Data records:
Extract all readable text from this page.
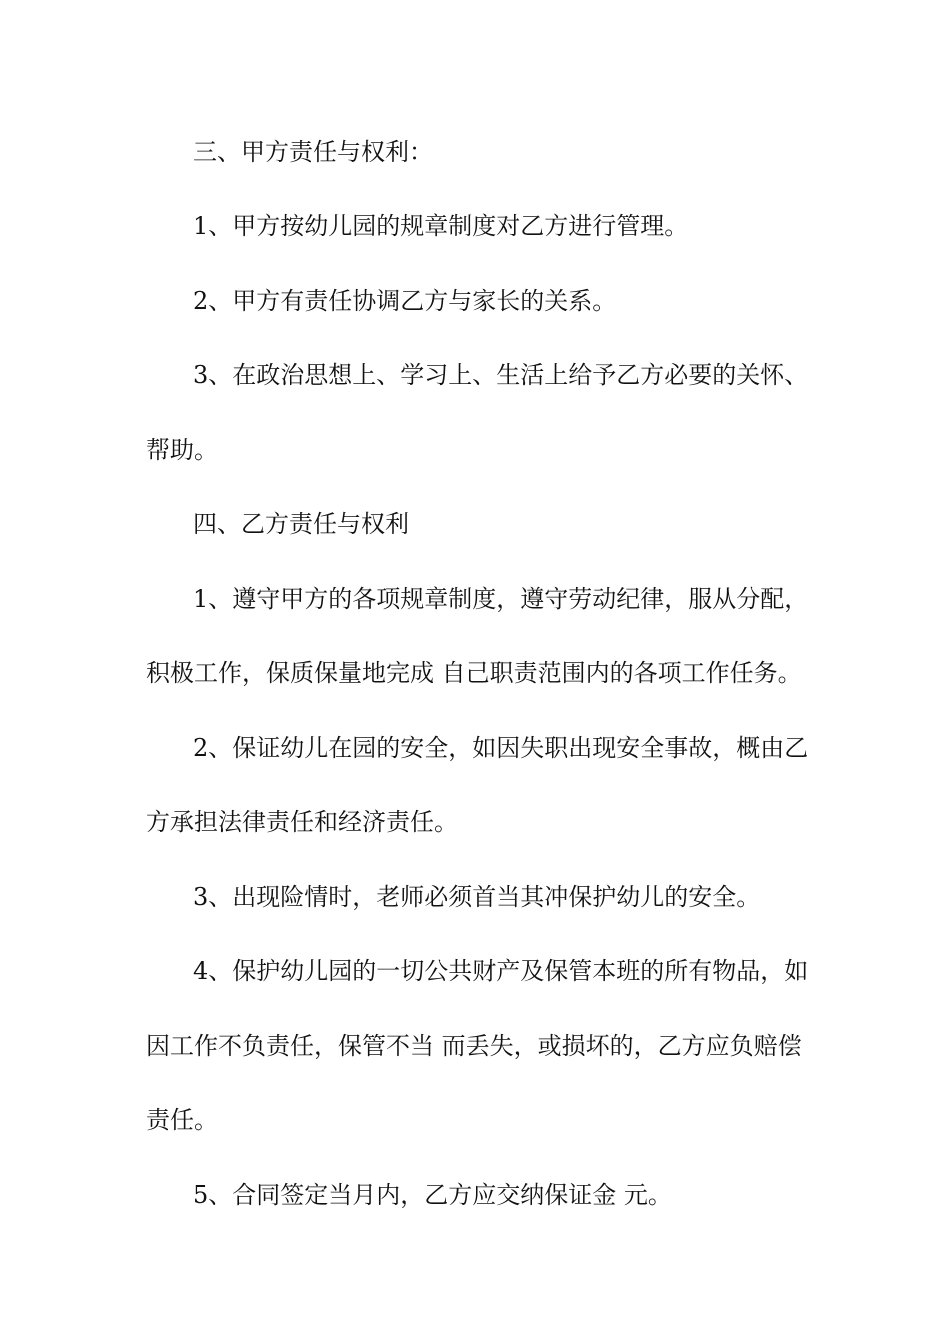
三、甲方责任与权利：
1、甲方按幼儿园的规章制度对乙方进行管理。
2、甲方有责任协调乙方与家长的关系。
3、在政治思想上、学习上、生活上给予乙方必要的关怀、
帮助。
四、乙方责任与权利
1、遵守甲方的各项规章制度，遵守劳动纪律，服从分配，
积极工作，保质保量地完成 自己职责范围内的各项工作任务。
2、保证幼儿在园的安全，如因失职出现安全事故，概由乙
方承担法律责任和经济责任。
3、出现险情时，老师必须首当其冲保护幼儿的安全。
4、保护幼儿园的一切公共财产及保管本班的所有物品，如
因工作不负责任，保管不当 而丢失，或损坏的，乙方应负赔偿
责任。
5、合同签定当月内，乙方应交纳保证金 元。
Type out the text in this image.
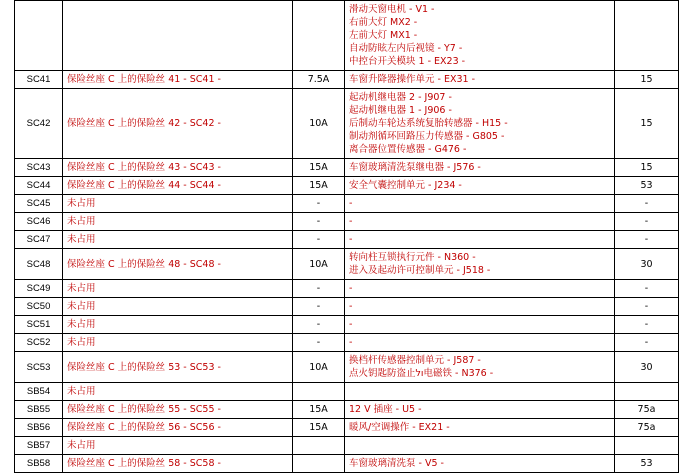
			滑动天窗电机 - V1 -
右前大灯 MX2 -
左前大灯 MX1 -
自动防眩左内后视镜 - Y7 -
中控台开关模块 1 - EX23 -	

SC41	保险丝座 C 上的保险丝 41 - SC41 -	7.5A	车窗升降器操作单元 - EX31 -	15
SC42	保险丝座 C 上的保险丝 42 - SC42 -	10A	起动机继电器 2 - J907 -
起动机继电器 1 - J906 -
后制动车轮达系统复胎转感器 - H15 -
制动剂循环回路压力传感器 - G805 -
离合器位置传感器 - G476 -	15
SC43	保险丝座 C 上的保险丝 43 - SC43 -	15A	车窗玻璃清洗泵继电器 - J576 -	15
SC44	保险丝座 C 上的保险丝 44 - SC44 -	15A	安全气囊控制单元 - J234 -	53
SC45	未占用	-	-	-
SC46	未占用	-	-	-
SC47	未占用	-	-	-
SC48	保险丝座 C 上的保险丝 48 - SC48 -	10A	转向柱互锁执行元件 - N360 -
进入及起动许可控制单元 - J518 -	30
SC49	未占用	-	-	-
SC50	未占用	-	-	-
SC51	未占用	-	-	-
SC52	未占用	-	-	-
SC53	保险丝座 C 上的保险丝 53 - SC53 -	10A	换档杆传感器控制单元 - J587 -
点火钥匙防盗止ול电磁铁 - N376 -	30
SB54	未占用		

SB55	保险丝座 C 上的保险丝 55 - SC55 -	15A	12 V 插座 - U5 -	75a
SB56	保险丝座 C 上的保险丝 56 - SC56 -	15A	暖风/空调操作 - EX21 -	75a
SB57	未占用		

SB58	保险丝座 C 上的保险丝 58 - SC58 -		车窗玻璃清洗泵 - V5 -	53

» **WORK TO DO**
Write the records out again in full, exactly, and skip every picture.

» **THE SOLUTION**
Extract all readable text from this page.
三、甲方责任与权利：
1、甲方按幼儿园的规章制度对乙方进行管理。
2、甲方有责任协调乙方与家长的关系。
3、在政治思想上、学习上、生活上给予乙方必要的关怀、
帮助。
四、乙方责任与权利
1、遵守甲方的各项规章制度，遵守劳动纪律，服从分配，
积极工作，保质保量地完成 自己职责范围内的各项工作任务。
2、保证幼儿在园的安全，如因失职出现安全事故，概由乙
方承担法律责任和经济责任。
3、出现险情时，老师必须首当其冲保护幼儿的安全。
4、保护幼儿园的一切公共财产及保管本班的所有物品，如
因工作不负责任，保管不当 而丢失，或损坏的，乙方应负赔偿
责任。
5、合同签定当月内，乙方应交纳保证金 元。
Type out the text in this image.
			滑动天窗电机 - V1 -
右前大灯 MX2 -
左前大灯 MX1 -
自动防眩左内后视镜 - Y7 -
中控台开关模块 1 - EX23 -	

SC41	保险丝座 C 上的保险丝 41 - SC41 -	7.5A	车窗升降器操作单元 - EX31 -	15
SC42	保险丝座 C 上的保险丝 42 - SC42 -	10A	起动机继电器 2 - J907 -
起动机继电器 1 - J906 -
后制动车轮达系统复胎转感器 - H15 -
制动剂循环回路压力传感器 - G805 -
离合器位置传感器 - G476 -	15
SC43	保险丝座 C 上的保险丝 43 - SC43 -	15A	车窗玻璃清洗泵继电器 - J576 -	15
SC44	保险丝座 C 上的保险丝 44 - SC44 -	15A	安全气囊控制单元 - J234 -	53
SC45	未占用	-	-	-
SC46	未占用	-	-	-
SC47	未占用	-	-	-
SC48	保险丝座 C 上的保险丝 48 - SC48 -	10A	转向柱互锁执行元件 - N360 -
进入及起动许可控制单元 - J518 -	30
SC49	未占用	-	-	-
SC50	未占用	-	-	-
SC51	未占用	-	-	-
SC52	未占用	-	-	-
SC53	保险丝座 C 上的保险丝 53 - SC53 -	10A	换档杆传感器控制单元 - J587 -
点火钥匙防盗止ול电磁铁 - N376 -	30
SB54	未占用		

SB55	保险丝座 C 上的保险丝 55 - SC55 -	15A	12 V 插座 - U5 -	75a
SB56	保险丝座 C 上的保险丝 56 - SC56 -	15A	暖风/空调操作 - EX21 -	75a
SB57	未占用		

SB58	保险丝座 C 上的保险丝 58 - SC58 -		车窗玻璃清洗泵 - V5 -	53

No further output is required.